Page text dataset records
········

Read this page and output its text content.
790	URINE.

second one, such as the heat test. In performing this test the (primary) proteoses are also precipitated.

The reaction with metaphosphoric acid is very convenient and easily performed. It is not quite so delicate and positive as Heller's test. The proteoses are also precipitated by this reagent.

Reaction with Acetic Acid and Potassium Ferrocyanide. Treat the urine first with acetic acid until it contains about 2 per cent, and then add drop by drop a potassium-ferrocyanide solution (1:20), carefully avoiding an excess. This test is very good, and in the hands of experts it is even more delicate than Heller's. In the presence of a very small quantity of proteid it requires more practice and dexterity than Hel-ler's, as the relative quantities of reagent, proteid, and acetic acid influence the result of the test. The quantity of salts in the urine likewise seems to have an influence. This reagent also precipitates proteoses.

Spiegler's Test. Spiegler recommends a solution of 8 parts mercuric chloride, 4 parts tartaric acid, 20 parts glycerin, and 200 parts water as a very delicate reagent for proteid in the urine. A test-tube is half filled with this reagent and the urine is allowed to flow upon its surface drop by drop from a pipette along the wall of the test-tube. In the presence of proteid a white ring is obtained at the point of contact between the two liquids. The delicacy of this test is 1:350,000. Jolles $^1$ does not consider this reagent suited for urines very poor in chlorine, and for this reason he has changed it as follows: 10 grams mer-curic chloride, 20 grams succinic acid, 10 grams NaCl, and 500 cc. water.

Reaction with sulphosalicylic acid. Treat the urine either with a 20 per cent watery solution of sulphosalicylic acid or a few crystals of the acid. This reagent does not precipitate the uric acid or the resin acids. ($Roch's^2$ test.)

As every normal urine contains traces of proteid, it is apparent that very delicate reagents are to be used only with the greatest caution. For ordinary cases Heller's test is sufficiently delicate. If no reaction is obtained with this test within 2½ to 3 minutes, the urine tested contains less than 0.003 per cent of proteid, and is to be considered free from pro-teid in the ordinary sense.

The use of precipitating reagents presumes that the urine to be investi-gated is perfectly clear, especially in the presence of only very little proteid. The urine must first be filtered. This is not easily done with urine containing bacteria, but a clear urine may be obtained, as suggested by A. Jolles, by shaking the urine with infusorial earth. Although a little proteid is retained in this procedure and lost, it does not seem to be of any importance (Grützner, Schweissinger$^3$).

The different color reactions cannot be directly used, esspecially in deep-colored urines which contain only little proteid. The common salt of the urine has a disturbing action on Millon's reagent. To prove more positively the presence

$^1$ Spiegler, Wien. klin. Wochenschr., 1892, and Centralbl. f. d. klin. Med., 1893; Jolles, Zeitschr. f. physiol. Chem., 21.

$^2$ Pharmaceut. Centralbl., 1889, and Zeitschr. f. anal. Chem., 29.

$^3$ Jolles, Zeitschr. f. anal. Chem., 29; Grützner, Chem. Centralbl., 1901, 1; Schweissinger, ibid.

········

> **ASSIGNMENT**: Provide a verbatim copy of all the entries.

> **RESPONSE AREA**:
Read this page and output its text content.
790	URINE.

second one, such as the heat test. In performing this test the (primary) proteoses are also precipitated.

The reaction with metaphosphoric acid is very convenient and easily performed. It is not quite so delicate and positive as Heller's test. The proteoses are also precipitated by this reagent.

Reaction with Acetic Acid and Potassium Ferrocyanide. Treat the urine first with acetic acid until it contains about 2 per cent, and then add drop by drop a potassium-ferrocyanide solution (1:20), carefully avoiding an excess. This test is very good, and in the hands of experts it is even more delicate than Heller's. In the presence of a very small quantity of proteid it requires more practice and dexterity than Hel-ler's, as the relative quantities of reagent, proteid, and acetic acid influence the result of the test. The quantity of salts in the urine likewise seems to have an influence. This reagent also precipitates proteoses.

Spiegler's Test. Spiegler recommends a solution of 8 parts mercuric chloride, 4 parts tartaric acid, 20 parts glycerin, and 200 parts water as a very delicate reagent for proteid in the urine. A test-tube is half filled with this reagent and the urine is allowed to flow upon its surface drop by drop from a pipette along the wall of the test-tube. In the presence of proteid a white ring is obtained at the point of contact between the two liquids. The delicacy of this test is 1:350,000. Jolles $^1$ does not consider this reagent suited for urines very poor in chlorine, and for this reason he has changed it as follows: 10 grams mer-curic chloride, 20 grams succinic acid, 10 grams NaCl, and 500 cc. water.

Reaction with sulphosalicylic acid. Treat the urine either with a 20 per cent watery solution of sulphosalicylic acid or a few crystals of the acid. This reagent does not precipitate the uric acid or the resin acids. ($Roch's^2$ test.)

As every normal urine contains traces of proteid, it is apparent that very delicate reagents are to be used only with the greatest caution. For ordinary cases Heller's test is sufficiently delicate. If no reaction is obtained with this test within 2½ to 3 minutes, the urine tested contains less than 0.003 per cent of proteid, and is to be considered free from pro-teid in the ordinary sense.

The use of precipitating reagents presumes that the urine to be investi-gated is perfectly clear, especially in the presence of only very little proteid. The urine must first be filtered. This is not easily done with urine containing bacteria, but a clear urine may be obtained, as suggested by A. Jolles, by shaking the urine with infusorial earth. Although a little proteid is retained in this procedure and lost, it does not seem to be of any importance (Grützner, Schweissinger$^3$).

The different color reactions cannot be directly used, esspecially in deep-colored urines which contain only little proteid. The common salt of the urine has a disturbing action on Millon's reagent. To prove more positively the presence

$^1$ Spiegler, Wien. klin. Wochenschr., 1892, and Centralbl. f. d. klin. Med., 1893; Jolles, Zeitschr. f. physiol. Chem., 21.

$^2$ Pharmaceut. Centralbl., 1889, and Zeitschr. f. anal. Chem., 29.

$^3$ Jolles, Zeitschr. f. anal. Chem., 29; Grützner, Chem. Centralbl., 1901, 1; Schweissinger, ibid.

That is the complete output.